Excerpted records:

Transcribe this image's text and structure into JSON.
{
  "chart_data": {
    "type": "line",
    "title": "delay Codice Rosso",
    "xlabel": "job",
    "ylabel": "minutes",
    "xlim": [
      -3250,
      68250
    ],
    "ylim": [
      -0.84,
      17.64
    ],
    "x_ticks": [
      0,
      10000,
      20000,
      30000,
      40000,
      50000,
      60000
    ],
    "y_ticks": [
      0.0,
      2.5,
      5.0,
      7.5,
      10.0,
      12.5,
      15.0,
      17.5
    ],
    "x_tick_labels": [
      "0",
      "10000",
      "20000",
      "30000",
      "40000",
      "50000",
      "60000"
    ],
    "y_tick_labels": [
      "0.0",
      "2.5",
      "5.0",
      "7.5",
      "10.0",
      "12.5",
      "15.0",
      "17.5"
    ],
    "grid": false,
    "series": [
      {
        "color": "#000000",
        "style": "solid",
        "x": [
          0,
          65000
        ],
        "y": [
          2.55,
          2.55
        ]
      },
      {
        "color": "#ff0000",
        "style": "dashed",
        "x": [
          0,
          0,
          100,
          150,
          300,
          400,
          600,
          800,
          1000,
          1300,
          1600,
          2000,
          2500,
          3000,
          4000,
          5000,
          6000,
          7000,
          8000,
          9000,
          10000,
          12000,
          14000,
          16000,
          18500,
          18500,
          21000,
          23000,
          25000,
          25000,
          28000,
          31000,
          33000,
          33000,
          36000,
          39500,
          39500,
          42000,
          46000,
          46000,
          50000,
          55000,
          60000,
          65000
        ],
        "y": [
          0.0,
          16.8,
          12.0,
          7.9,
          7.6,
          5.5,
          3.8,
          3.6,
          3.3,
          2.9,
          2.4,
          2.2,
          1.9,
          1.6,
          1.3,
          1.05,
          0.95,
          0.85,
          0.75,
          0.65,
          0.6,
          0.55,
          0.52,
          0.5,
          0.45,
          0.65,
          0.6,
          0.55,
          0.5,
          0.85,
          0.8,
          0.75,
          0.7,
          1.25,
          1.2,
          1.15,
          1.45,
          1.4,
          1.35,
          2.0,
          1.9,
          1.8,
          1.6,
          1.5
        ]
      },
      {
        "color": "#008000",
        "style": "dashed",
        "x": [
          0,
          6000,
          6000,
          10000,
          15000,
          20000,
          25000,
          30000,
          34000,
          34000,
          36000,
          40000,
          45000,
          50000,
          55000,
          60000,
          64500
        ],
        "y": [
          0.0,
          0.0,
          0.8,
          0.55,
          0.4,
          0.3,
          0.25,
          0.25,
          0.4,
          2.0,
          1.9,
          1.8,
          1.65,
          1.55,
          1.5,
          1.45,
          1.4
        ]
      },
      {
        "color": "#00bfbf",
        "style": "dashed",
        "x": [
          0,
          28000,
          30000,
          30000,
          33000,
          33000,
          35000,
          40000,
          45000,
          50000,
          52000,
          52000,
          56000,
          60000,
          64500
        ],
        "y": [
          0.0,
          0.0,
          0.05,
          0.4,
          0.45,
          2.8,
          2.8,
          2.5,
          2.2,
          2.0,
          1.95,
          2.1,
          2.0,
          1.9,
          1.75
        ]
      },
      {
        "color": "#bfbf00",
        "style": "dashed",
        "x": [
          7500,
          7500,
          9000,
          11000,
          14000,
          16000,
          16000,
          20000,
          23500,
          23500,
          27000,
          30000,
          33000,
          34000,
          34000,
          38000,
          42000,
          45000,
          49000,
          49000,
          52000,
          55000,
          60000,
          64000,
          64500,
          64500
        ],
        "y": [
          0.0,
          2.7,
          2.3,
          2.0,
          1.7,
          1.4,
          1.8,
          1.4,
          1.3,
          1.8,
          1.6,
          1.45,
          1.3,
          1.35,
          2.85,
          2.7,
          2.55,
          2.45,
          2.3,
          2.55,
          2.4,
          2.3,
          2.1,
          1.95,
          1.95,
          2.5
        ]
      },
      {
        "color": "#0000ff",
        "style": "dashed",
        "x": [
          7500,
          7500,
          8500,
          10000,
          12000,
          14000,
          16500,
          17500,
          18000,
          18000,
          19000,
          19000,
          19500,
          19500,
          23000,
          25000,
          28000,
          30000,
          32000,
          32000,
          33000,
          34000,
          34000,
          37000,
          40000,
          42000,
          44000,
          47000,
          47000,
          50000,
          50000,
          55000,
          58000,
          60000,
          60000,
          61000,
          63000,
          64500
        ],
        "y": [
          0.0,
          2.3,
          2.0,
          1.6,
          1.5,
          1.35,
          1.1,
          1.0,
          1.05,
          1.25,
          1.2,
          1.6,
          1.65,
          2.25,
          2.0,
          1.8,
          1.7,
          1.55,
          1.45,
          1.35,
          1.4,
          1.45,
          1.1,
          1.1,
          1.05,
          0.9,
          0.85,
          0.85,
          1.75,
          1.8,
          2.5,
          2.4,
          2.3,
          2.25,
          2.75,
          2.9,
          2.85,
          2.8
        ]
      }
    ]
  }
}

* * *

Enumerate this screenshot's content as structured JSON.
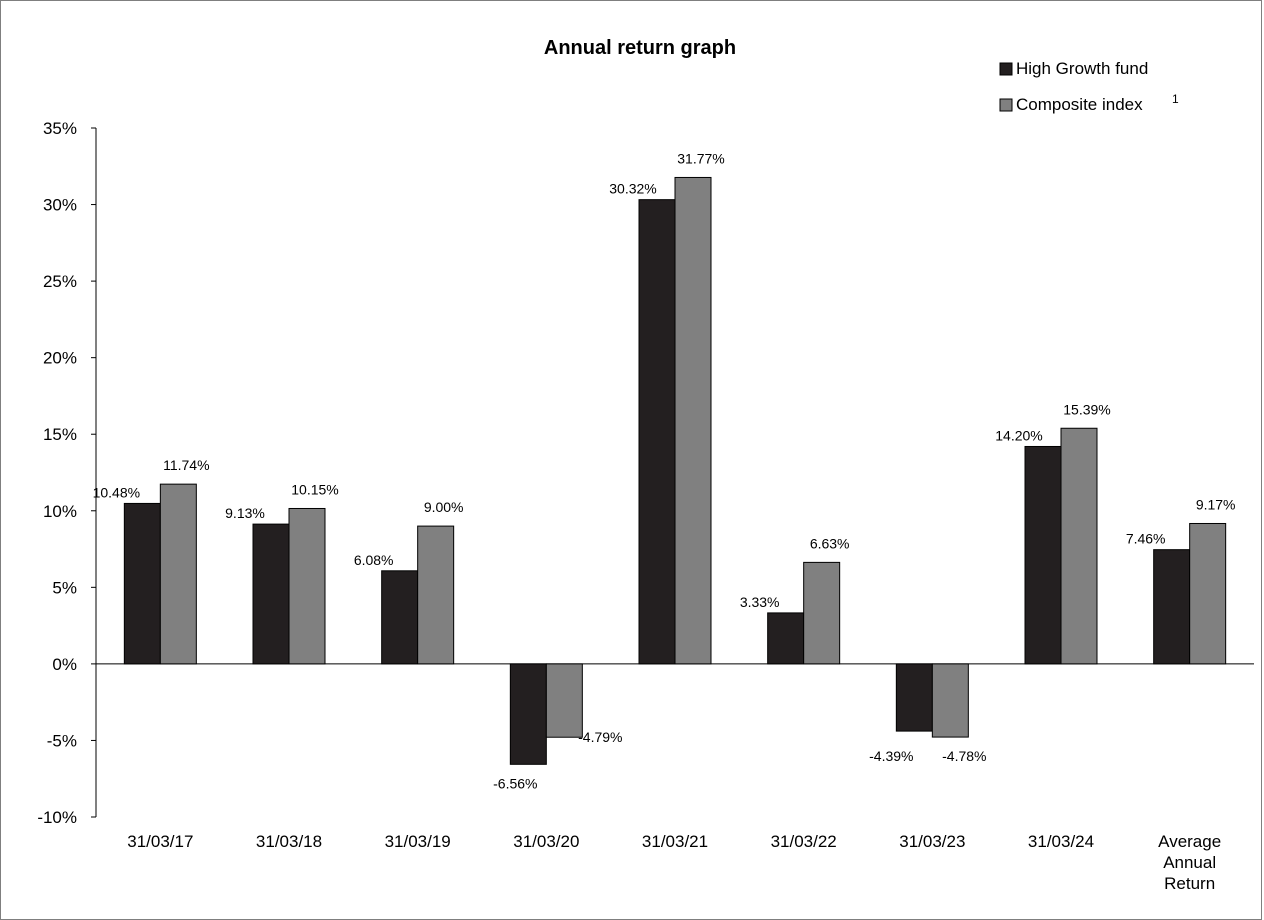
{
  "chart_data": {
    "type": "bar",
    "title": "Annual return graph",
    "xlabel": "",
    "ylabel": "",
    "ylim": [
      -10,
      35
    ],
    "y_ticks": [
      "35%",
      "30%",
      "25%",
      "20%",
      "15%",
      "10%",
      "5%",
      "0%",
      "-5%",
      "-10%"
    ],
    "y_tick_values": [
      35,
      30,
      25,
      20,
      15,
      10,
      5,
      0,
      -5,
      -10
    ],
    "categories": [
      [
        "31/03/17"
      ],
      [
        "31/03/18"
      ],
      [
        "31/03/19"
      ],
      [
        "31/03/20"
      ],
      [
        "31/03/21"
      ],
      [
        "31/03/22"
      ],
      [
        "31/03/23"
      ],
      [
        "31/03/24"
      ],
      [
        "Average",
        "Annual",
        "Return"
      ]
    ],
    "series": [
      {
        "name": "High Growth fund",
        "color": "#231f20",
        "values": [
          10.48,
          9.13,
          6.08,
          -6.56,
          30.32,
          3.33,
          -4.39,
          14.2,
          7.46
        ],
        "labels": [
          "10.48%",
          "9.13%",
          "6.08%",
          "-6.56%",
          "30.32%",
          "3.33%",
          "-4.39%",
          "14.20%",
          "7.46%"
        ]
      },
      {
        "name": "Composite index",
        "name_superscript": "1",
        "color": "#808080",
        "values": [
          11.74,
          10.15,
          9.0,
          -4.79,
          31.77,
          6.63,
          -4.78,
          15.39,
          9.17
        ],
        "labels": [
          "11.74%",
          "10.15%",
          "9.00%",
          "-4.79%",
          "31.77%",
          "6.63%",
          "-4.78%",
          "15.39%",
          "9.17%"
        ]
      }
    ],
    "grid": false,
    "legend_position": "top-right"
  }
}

--

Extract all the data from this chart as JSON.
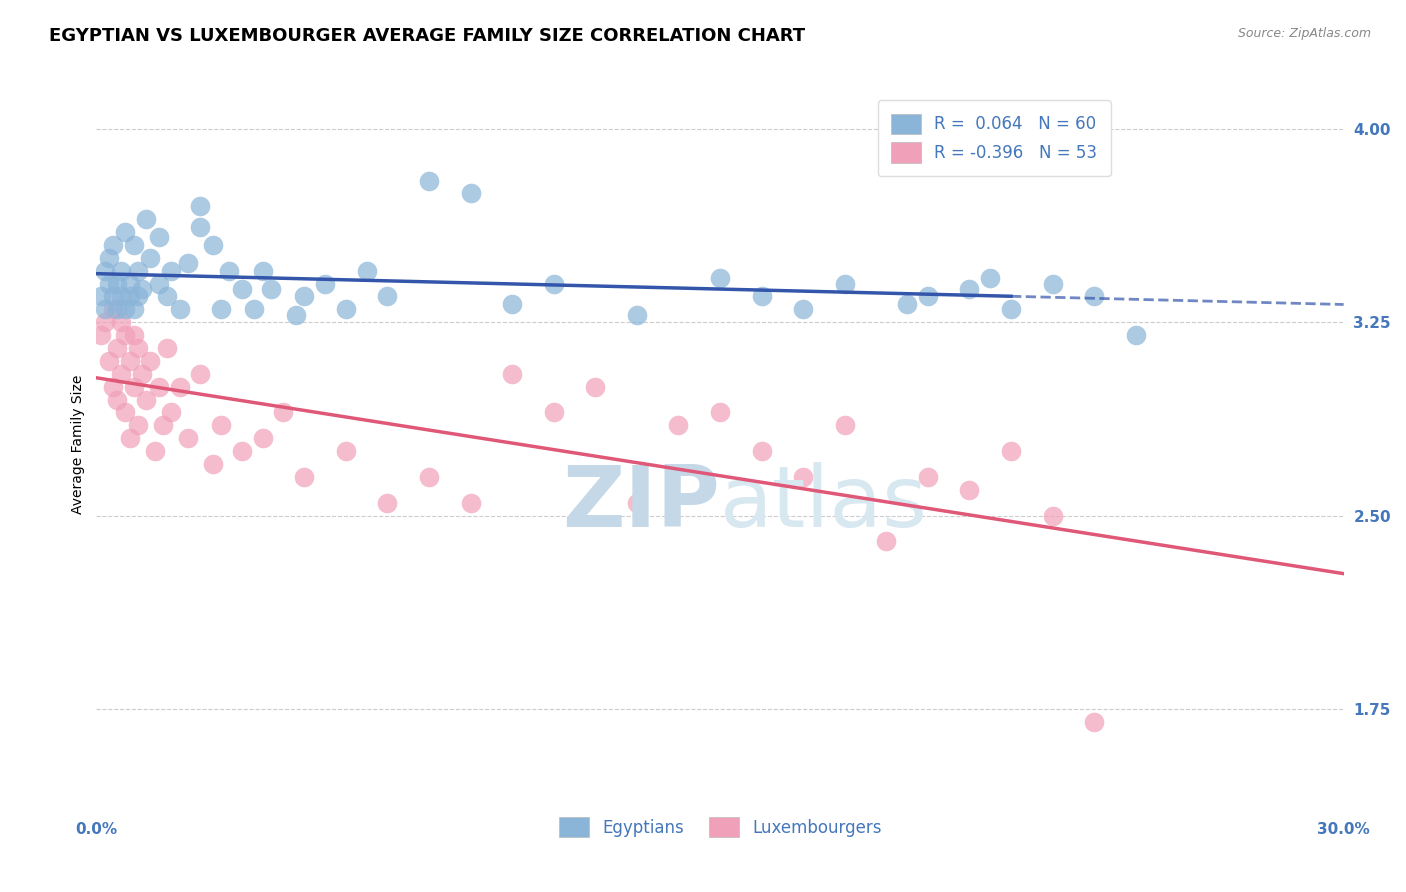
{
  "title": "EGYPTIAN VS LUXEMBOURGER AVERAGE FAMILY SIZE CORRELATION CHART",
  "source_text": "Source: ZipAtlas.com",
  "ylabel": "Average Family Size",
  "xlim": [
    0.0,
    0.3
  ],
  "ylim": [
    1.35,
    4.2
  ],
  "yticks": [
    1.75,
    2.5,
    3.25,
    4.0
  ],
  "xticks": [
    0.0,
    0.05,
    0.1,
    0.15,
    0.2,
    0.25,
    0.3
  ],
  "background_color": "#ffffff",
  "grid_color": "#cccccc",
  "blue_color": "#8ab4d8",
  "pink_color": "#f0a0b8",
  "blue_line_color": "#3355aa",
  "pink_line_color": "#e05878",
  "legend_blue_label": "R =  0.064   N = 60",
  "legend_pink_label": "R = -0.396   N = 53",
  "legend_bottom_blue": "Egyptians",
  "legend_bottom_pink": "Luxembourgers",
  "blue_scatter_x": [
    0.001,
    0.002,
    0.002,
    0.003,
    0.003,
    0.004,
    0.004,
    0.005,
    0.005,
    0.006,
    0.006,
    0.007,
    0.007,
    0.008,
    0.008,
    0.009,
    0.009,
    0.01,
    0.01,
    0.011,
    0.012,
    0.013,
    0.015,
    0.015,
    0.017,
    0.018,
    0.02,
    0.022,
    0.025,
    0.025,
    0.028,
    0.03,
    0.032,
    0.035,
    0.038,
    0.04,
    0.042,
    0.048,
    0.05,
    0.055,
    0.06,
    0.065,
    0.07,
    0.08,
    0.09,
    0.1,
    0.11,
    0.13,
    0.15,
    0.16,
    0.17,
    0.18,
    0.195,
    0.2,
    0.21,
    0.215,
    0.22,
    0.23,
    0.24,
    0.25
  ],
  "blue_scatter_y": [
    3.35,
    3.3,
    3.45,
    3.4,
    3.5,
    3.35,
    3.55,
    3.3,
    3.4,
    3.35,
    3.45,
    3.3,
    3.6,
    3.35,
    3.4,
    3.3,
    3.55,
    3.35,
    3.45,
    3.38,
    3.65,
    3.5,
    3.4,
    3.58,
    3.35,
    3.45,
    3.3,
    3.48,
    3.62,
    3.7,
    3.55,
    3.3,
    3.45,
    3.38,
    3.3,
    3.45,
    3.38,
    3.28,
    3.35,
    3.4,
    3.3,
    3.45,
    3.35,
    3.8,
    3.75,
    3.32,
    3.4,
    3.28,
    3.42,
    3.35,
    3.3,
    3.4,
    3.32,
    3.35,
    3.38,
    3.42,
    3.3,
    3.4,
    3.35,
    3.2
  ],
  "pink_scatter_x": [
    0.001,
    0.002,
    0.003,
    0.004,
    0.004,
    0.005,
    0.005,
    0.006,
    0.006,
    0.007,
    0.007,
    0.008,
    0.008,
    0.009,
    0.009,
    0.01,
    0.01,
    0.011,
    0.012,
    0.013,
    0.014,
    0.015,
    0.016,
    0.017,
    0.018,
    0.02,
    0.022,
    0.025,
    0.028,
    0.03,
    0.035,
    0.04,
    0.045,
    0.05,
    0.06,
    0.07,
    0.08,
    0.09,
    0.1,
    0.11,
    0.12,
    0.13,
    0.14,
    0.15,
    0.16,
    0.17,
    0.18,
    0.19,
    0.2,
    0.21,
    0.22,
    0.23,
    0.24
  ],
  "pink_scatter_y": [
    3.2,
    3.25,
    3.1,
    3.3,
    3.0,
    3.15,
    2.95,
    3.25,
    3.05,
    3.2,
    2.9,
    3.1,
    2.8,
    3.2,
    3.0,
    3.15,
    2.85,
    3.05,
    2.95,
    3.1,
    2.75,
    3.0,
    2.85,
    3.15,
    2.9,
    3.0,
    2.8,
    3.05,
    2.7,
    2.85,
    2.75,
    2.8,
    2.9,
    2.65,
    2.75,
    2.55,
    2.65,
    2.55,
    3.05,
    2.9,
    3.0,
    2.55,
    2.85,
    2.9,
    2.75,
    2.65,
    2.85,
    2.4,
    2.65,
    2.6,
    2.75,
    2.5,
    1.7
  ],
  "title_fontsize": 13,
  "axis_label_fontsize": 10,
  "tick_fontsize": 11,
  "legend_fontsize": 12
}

Stated task: Extract all lines of the records above that include "JSON".

Correct output:
Transcribe this image's text and structure into JSON.
Enumerate this screenshot's content as structured JSON.
Extract all the data from this chart as JSON.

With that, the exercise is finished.